▶ _WHAT IS EXPECTED_
Write the entries below out again exactly; any picture in them stays out.
====================
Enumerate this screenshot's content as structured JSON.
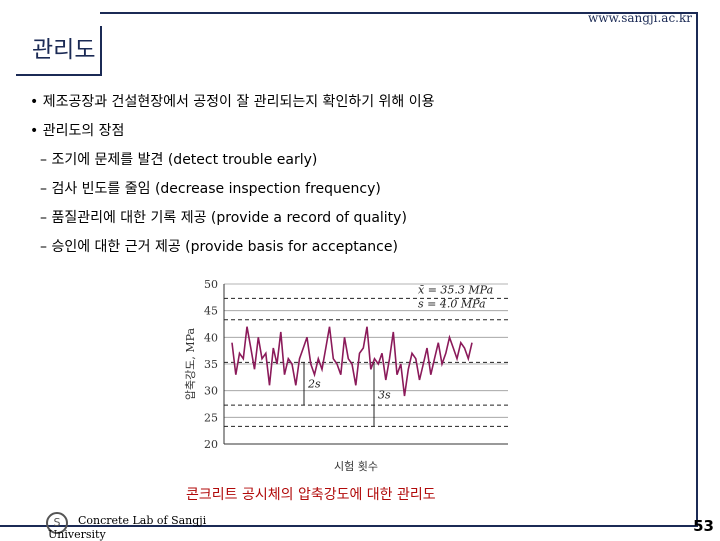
{
  "header": {
    "url": "www.sangji.ac.kr",
    "title": "관리도"
  },
  "bullets": [
    "• 제조공장과 건설현장에서 공정이 잘 관리되는지 확인하기 위해 이용",
    "• 관리도의 장점"
  ],
  "sub_points": [
    "– 조기에 문제를 발견 (detect trouble early)",
    "– 검사 빈도를 줄임 (decrease inspection frequency)",
    "– 품질관리에 대한 기록 제공 (provide a record of quality)",
    "– 승인에 대한 근거 제공 (provide basis for acceptance)"
  ],
  "chart_data": {
    "type": "line",
    "ylabel": "압축강도, MPa",
    "xlabel": "시험 횟수",
    "ylim": [
      20,
      50
    ],
    "yticks": [
      20,
      25,
      30,
      35,
      40,
      45,
      50
    ],
    "grid": "horizontal",
    "annotations": [
      "x̄ = 35.3 MPa",
      "s = 4.0 MPa",
      "2s",
      "3s"
    ],
    "mean": 35.3,
    "std": 4.0,
    "series": [
      {
        "values": [
          39,
          33,
          37,
          36,
          42,
          38,
          34,
          40,
          36,
          37,
          31,
          38,
          35,
          41,
          33,
          36,
          35,
          31,
          36,
          38,
          40,
          35,
          33,
          36,
          34,
          38,
          42,
          36,
          35,
          33,
          40,
          36,
          35,
          31,
          37,
          38,
          42,
          34,
          36,
          35,
          37,
          32,
          36,
          41,
          33,
          35,
          29,
          34,
          37,
          36,
          32,
          35,
          38,
          33,
          36,
          39,
          35,
          37,
          40,
          38,
          36,
          39,
          38,
          36,
          39
        ],
        "color": "#8b1a5a"
      }
    ]
  },
  "caption": "콘크리트 공시체의 압축강도에 대한 관리도",
  "footer": {
    "logo": "S",
    "line1": "Concrete Lab of Sangji",
    "line2": "University",
    "page": "53"
  }
}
====================
▶ _FINISHED TASK_
Enumerate this screenshot's content as structured JSON.
{
  "header": {
    "url": "www.sangji.ac.kr",
    "title": "관리도"
  },
  "bullets": [
    "• 제조공장과 건설현장에서 공정이 잘 관리되는지 확인하기 위해 이용",
    "• 관리도의 장점"
  ],
  "sub_points": [
    "– 조기에 문제를 발견 (detect trouble early)",
    "– 검사 빈도를 줄임 (decrease inspection frequency)",
    "– 품질관리에 대한 기록 제공 (provide a record of quality)",
    "– 승인에 대한 근거 제공 (provide basis for acceptance)"
  ],
  "chart_data": {
    "type": "line",
    "ylabel": "압축강도, MPa",
    "xlabel": "시험 횟수",
    "ylim": [
      20,
      50
    ],
    "yticks": [
      20,
      25,
      30,
      35,
      40,
      45,
      50
    ],
    "grid": "horizontal",
    "annotations": [
      "x̄ = 35.3 MPa",
      "s = 4.0 MPa",
      "2s",
      "3s"
    ],
    "mean": 35.3,
    "std": 4.0,
    "series": [
      {
        "values": [
          39,
          33,
          37,
          36,
          42,
          38,
          34,
          40,
          36,
          37,
          31,
          38,
          35,
          41,
          33,
          36,
          35,
          31,
          36,
          38,
          40,
          35,
          33,
          36,
          34,
          38,
          42,
          36,
          35,
          33,
          40,
          36,
          35,
          31,
          37,
          38,
          42,
          34,
          36,
          35,
          37,
          32,
          36,
          41,
          33,
          35,
          29,
          34,
          37,
          36,
          32,
          35,
          38,
          33,
          36,
          39,
          35,
          37,
          40,
          38,
          36,
          39,
          38,
          36,
          39
        ],
        "color": "#8b1a5a"
      }
    ]
  },
  "caption": "콘크리트 공시체의 압축강도에 대한 관리도",
  "footer": {
    "logo": "S",
    "line1": "Concrete Lab of Sangji",
    "line2": "University",
    "page": "53"
  }
}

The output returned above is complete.